_Instruction_
Copy out all lines with the word "PLLA" in them.

_Records for this exercise_
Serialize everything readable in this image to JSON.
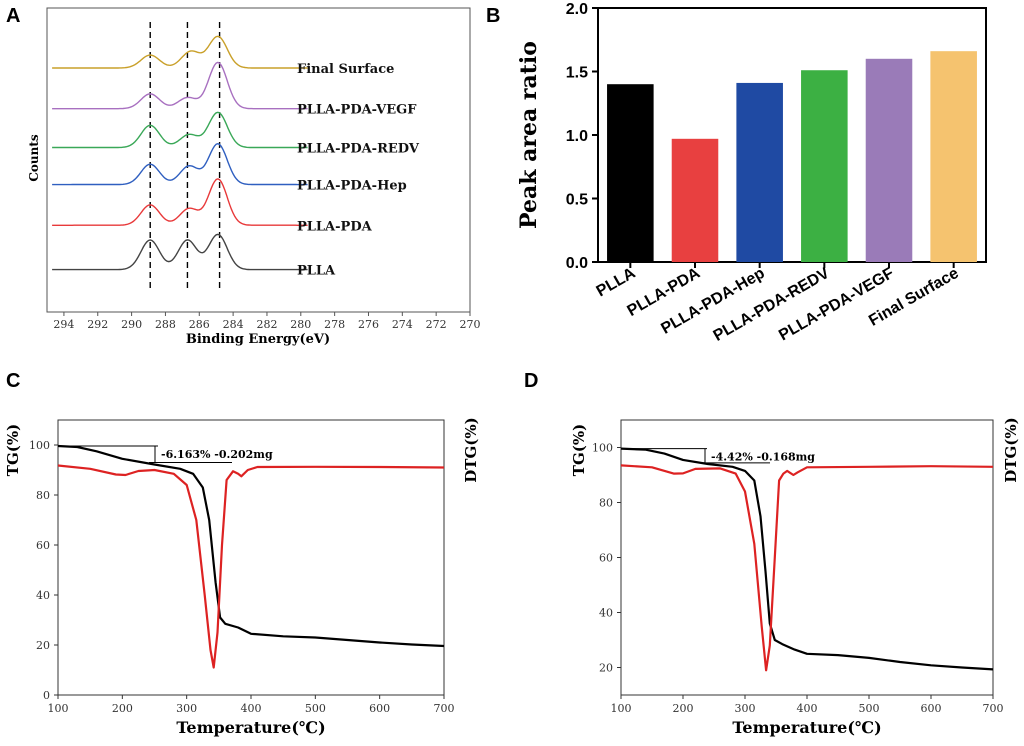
{
  "chart_data": [
    {
      "panel": "A",
      "type": "line",
      "xlabel": "Binding Energy(eV)",
      "ylabel": "Counts",
      "xlim": [
        295,
        270
      ],
      "xticks": [
        294,
        292,
        290,
        288,
        286,
        284,
        282,
        280,
        278,
        276,
        274,
        272,
        270
      ],
      "reference_lines": [
        288.9,
        286.7,
        284.8
      ],
      "series": [
        {
          "name": "Final Surface",
          "color": "#c9a02a",
          "offset": 6.0,
          "peaks": [
            [
              288.9,
              0.35
            ],
            [
              286.5,
              0.45
            ],
            [
              284.9,
              0.85
            ]
          ]
        },
        {
          "name": "PLLA-PDA-VEGF",
          "color": "#a870c0",
          "offset": 4.9,
          "peaks": [
            [
              288.9,
              0.4
            ],
            [
              286.7,
              0.3
            ],
            [
              284.9,
              1.25
            ]
          ]
        },
        {
          "name": "PLLA-PDA-REDV",
          "color": "#3aa858",
          "offset": 3.85,
          "peaks": [
            [
              288.9,
              0.6
            ],
            [
              286.6,
              0.35
            ],
            [
              284.9,
              0.95
            ]
          ]
        },
        {
          "name": "PLLA-PDA-Hep",
          "color": "#2f5fc0",
          "offset": 2.85,
          "peaks": [
            [
              288.9,
              0.55
            ],
            [
              286.6,
              0.5
            ],
            [
              284.9,
              1.1
            ]
          ]
        },
        {
          "name": "PLLA-PDA",
          "color": "#e8393a",
          "offset": 1.75,
          "peaks": [
            [
              288.9,
              0.55
            ],
            [
              286.6,
              0.45
            ],
            [
              284.9,
              1.25
            ]
          ]
        },
        {
          "name": "PLLA",
          "color": "#444444",
          "offset": 0.55,
          "peaks": [
            [
              288.9,
              0.8
            ],
            [
              286.7,
              0.8
            ],
            [
              284.9,
              0.95
            ]
          ]
        }
      ]
    },
    {
      "panel": "B",
      "type": "bar",
      "ylabel": "Peak area ratio",
      "ylim": [
        0.0,
        2.0
      ],
      "yticks": [
        "0.0",
        "0.5",
        "1.0",
        "1.5",
        "2.0"
      ],
      "categories": [
        "PLLA",
        "PLLA-PDA",
        "PLLA-PDA-Hep",
        "PLLA-PDA-REDV",
        "PLLA-PDA-VEGF",
        "Final Surface"
      ],
      "values": [
        1.4,
        0.97,
        1.41,
        1.51,
        1.6,
        1.66
      ],
      "colors": [
        "#000000",
        "#e84040",
        "#1f4aa3",
        "#3cb043",
        "#9a7bb8",
        "#f5c36f"
      ]
    },
    {
      "panel": "C",
      "type": "line",
      "xlabel": "Temperature(℃)",
      "ylabel": "TG(%)",
      "y2label": "DTG(%)",
      "xlim": [
        100,
        700
      ],
      "ylim": [
        0,
        110
      ],
      "xticks": [
        100,
        200,
        300,
        400,
        500,
        600,
        700
      ],
      "yticks": [
        0,
        20,
        40,
        60,
        80,
        100
      ],
      "annotation": "-6.163% -0.202mg",
      "series": [
        {
          "name": "TG",
          "color": "#000000",
          "points": [
            [
              100,
              99.6
            ],
            [
              130,
              99.2
            ],
            [
              160,
              97.5
            ],
            [
              200,
              94.5
            ],
            [
              250,
              92.2
            ],
            [
              290,
              90.5
            ],
            [
              310,
              88.5
            ],
            [
              325,
              83
            ],
            [
              335,
              70
            ],
            [
              345,
              45
            ],
            [
              352,
              31
            ],
            [
              360,
              28.5
            ],
            [
              380,
              27
            ],
            [
              400,
              24.5
            ],
            [
              450,
              23.5
            ],
            [
              500,
              23
            ],
            [
              550,
              22
            ],
            [
              600,
              21
            ],
            [
              650,
              20.2
            ],
            [
              700,
              19.6
            ]
          ]
        },
        {
          "name": "DTG",
          "color": "#dd2222",
          "points": [
            [
              100,
              91.8
            ],
            [
              150,
              90.5
            ],
            [
              190,
              88.2
            ],
            [
              205,
              88.0
            ],
            [
              225,
              89.6
            ],
            [
              250,
              90
            ],
            [
              280,
              88.5
            ],
            [
              300,
              84
            ],
            [
              315,
              70
            ],
            [
              328,
              40
            ],
            [
              337,
              18
            ],
            [
              342,
              11
            ],
            [
              348,
              25
            ],
            [
              355,
              60
            ],
            [
              362,
              86
            ],
            [
              372,
              89.5
            ],
            [
              380,
              88.5
            ],
            [
              385,
              87.5
            ],
            [
              395,
              90
            ],
            [
              410,
              91.2
            ],
            [
              500,
              91.3
            ],
            [
              600,
              91.2
            ],
            [
              700,
              91.0
            ]
          ]
        }
      ]
    },
    {
      "panel": "D",
      "type": "line",
      "xlabel": "Temperature(℃)",
      "ylabel": "TG(%)",
      "y2label": "DTG(%)",
      "xlim": [
        100,
        700
      ],
      "ylim": [
        10,
        110
      ],
      "xticks": [
        100,
        200,
        300,
        400,
        500,
        600,
        700
      ],
      "yticks": [
        20,
        40,
        60,
        80,
        100
      ],
      "annotation": "-4.42% -0.168mg",
      "series": [
        {
          "name": "TG",
          "color": "#000000",
          "points": [
            [
              100,
              99.6
            ],
            [
              140,
              99.2
            ],
            [
              170,
              97.8
            ],
            [
              200,
              95.5
            ],
            [
              240,
              94
            ],
            [
              280,
              93
            ],
            [
              300,
              91.5
            ],
            [
              315,
              88
            ],
            [
              325,
              75
            ],
            [
              333,
              55
            ],
            [
              340,
              36
            ],
            [
              348,
              30
            ],
            [
              360,
              28.5
            ],
            [
              380,
              26.5
            ],
            [
              400,
              25
            ],
            [
              450,
              24.5
            ],
            [
              500,
              23.5
            ],
            [
              550,
              22
            ],
            [
              600,
              20.8
            ],
            [
              650,
              20
            ],
            [
              700,
              19.3
            ]
          ]
        },
        {
          "name": "DTG",
          "color": "#dd2222",
          "points": [
            [
              100,
              93.5
            ],
            [
              150,
              92.8
            ],
            [
              185,
              90.5
            ],
            [
              200,
              90.6
            ],
            [
              220,
              92.2
            ],
            [
              260,
              92.4
            ],
            [
              285,
              90.5
            ],
            [
              300,
              84
            ],
            [
              315,
              65
            ],
            [
              327,
              35
            ],
            [
              334,
              19
            ],
            [
              340,
              28
            ],
            [
              348,
              60
            ],
            [
              355,
              88
            ],
            [
              362,
              90.5
            ],
            [
              368,
              91.5
            ],
            [
              378,
              90
            ],
            [
              385,
              91
            ],
            [
              400,
              92.8
            ],
            [
              500,
              93
            ],
            [
              600,
              93.2
            ],
            [
              700,
              93.0
            ]
          ]
        }
      ]
    }
  ]
}
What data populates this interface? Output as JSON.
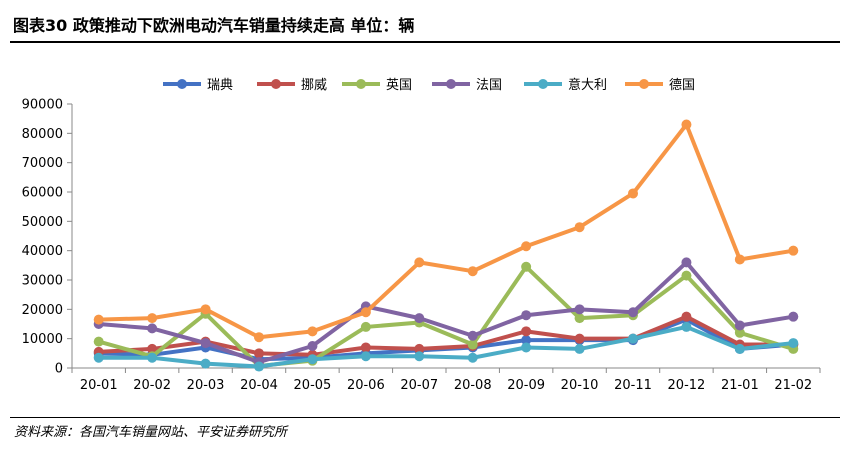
{
  "figure": {
    "title": "图表30    政策推动下欧洲电动汽车销量持续走高    单位：辆",
    "source": "资料来源：各国汽车销量网站、平安证券研究所"
  },
  "chart_data": {
    "type": "line",
    "title": "",
    "xlabel": "",
    "ylabel": "",
    "ylim": [
      0,
      90000
    ],
    "yticks": [
      "0",
      "10000",
      "20000",
      "30000",
      "40000",
      "50000",
      "60000",
      "70000",
      "80000",
      "90000"
    ],
    "grid": false,
    "legend_position": "top",
    "categories": [
      "20-01",
      "20-02",
      "20-03",
      "20-04",
      "20-05",
      "20-06",
      "20-07",
      "20-08",
      "20-09",
      "20-10",
      "20-11",
      "20-12",
      "21-01",
      "21-02"
    ],
    "series": [
      {
        "name": "瑞典",
        "color": "#4472C4",
        "values": [
          5000,
          4500,
          7000,
          3000,
          3500,
          5000,
          6000,
          7000,
          9500,
          9500,
          9500,
          16500,
          6500,
          8000
        ]
      },
      {
        "name": "挪威",
        "color": "#C0504D",
        "values": [
          5500,
          6500,
          9000,
          5000,
          4500,
          7000,
          6500,
          7500,
          12500,
          10000,
          10000,
          17500,
          8000,
          8000
        ]
      },
      {
        "name": "英国",
        "color": "#9BBB59",
        "values": [
          9000,
          4000,
          18500,
          700,
          2500,
          14000,
          15500,
          8000,
          34500,
          17000,
          18000,
          31500,
          12000,
          6500
        ]
      },
      {
        "name": "法国",
        "color": "#8064A2",
        "values": [
          15000,
          13500,
          8500,
          2000,
          7500,
          21000,
          17000,
          11000,
          18000,
          20000,
          19000,
          36000,
          14500,
          17500
        ]
      },
      {
        "name": "意大利",
        "color": "#4BACC6",
        "values": [
          3500,
          3500,
          1500,
          500,
          3000,
          4000,
          4000,
          3500,
          7000,
          6500,
          10000,
          14000,
          6500,
          8500
        ]
      },
      {
        "name": "德国",
        "color": "#F79646",
        "values": [
          16500,
          17000,
          20000,
          10500,
          12500,
          19000,
          36000,
          33000,
          41500,
          48000,
          59500,
          83000,
          37000,
          40000
        ]
      }
    ]
  }
}
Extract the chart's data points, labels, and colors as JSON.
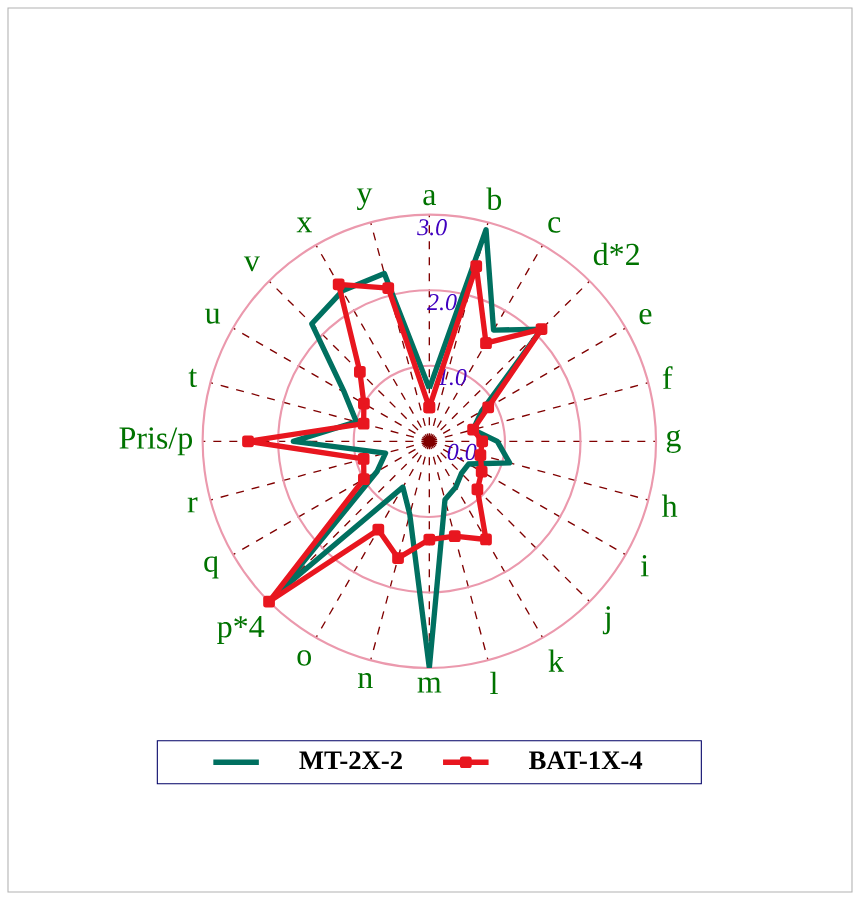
{
  "chart_data": {
    "type": "radar",
    "categories": [
      "a",
      "b",
      "c",
      "d*2",
      "e",
      "f",
      "g",
      "h",
      "i",
      "j",
      "k",
      "l",
      "m",
      "n",
      "o",
      "p*4",
      "q",
      "r",
      "Pris/p",
      "t",
      "u",
      "v",
      "x",
      "y"
    ],
    "series": [
      {
        "name": "MT-2X-2",
        "color": "#007060",
        "values": [
          0.7,
          2.9,
          1.7,
          2.1,
          0.8,
          0.6,
          0.9,
          1.1,
          0.6,
          0.6,
          0.7,
          0.8,
          3.0,
          1.0,
          0.7,
          2.8,
          0.8,
          0.6,
          1.8,
          1.0,
          1.3,
          2.2,
          2.3,
          2.3
        ]
      },
      {
        "name": "BAT-1X-4",
        "color": "#e8161f",
        "marker": "square",
        "values": [
          0.45,
          2.4,
          1.5,
          2.1,
          0.9,
          0.6,
          0.7,
          0.7,
          0.8,
          0.9,
          1.5,
          1.3,
          1.3,
          1.6,
          1.35,
          3.0,
          1.0,
          0.9,
          2.4,
          0.9,
          1.0,
          1.3,
          2.4,
          2.1
        ]
      }
    ],
    "ylim": [
      0,
      3
    ],
    "yticks": [
      {
        "value": 0,
        "label": "0.0"
      },
      {
        "value": 1,
        "label": "1.0"
      },
      {
        "value": 2,
        "label": "2.0"
      },
      {
        "value": 3,
        "label": "3.0"
      }
    ],
    "grid": true,
    "legend": "bottom"
  }
}
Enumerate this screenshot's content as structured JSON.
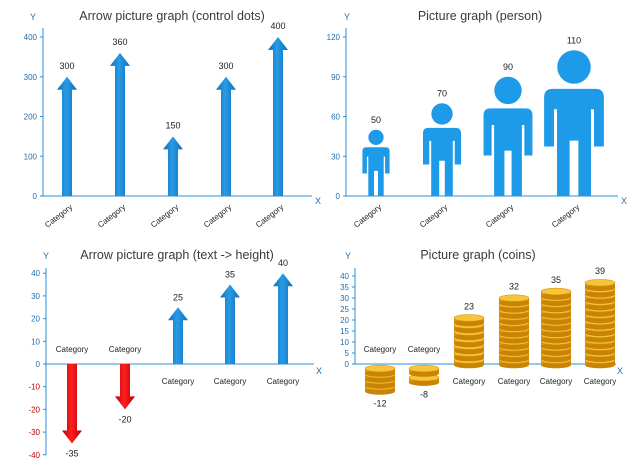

_In response_
          "name": "PLLA-PDA-VEGF",
          "name": "PLLA-PDA-REDV",
          "name": "PLLA-PDA-Hep",
          "name": "PLLA-PDA",
          "name": "PLLA",
        "PLLA",
        "PLLA-PDA",
        "PLLA-PDA-Hep",
        "PLLA-PDA-REDV",
        "PLLA-PDA-VEGF",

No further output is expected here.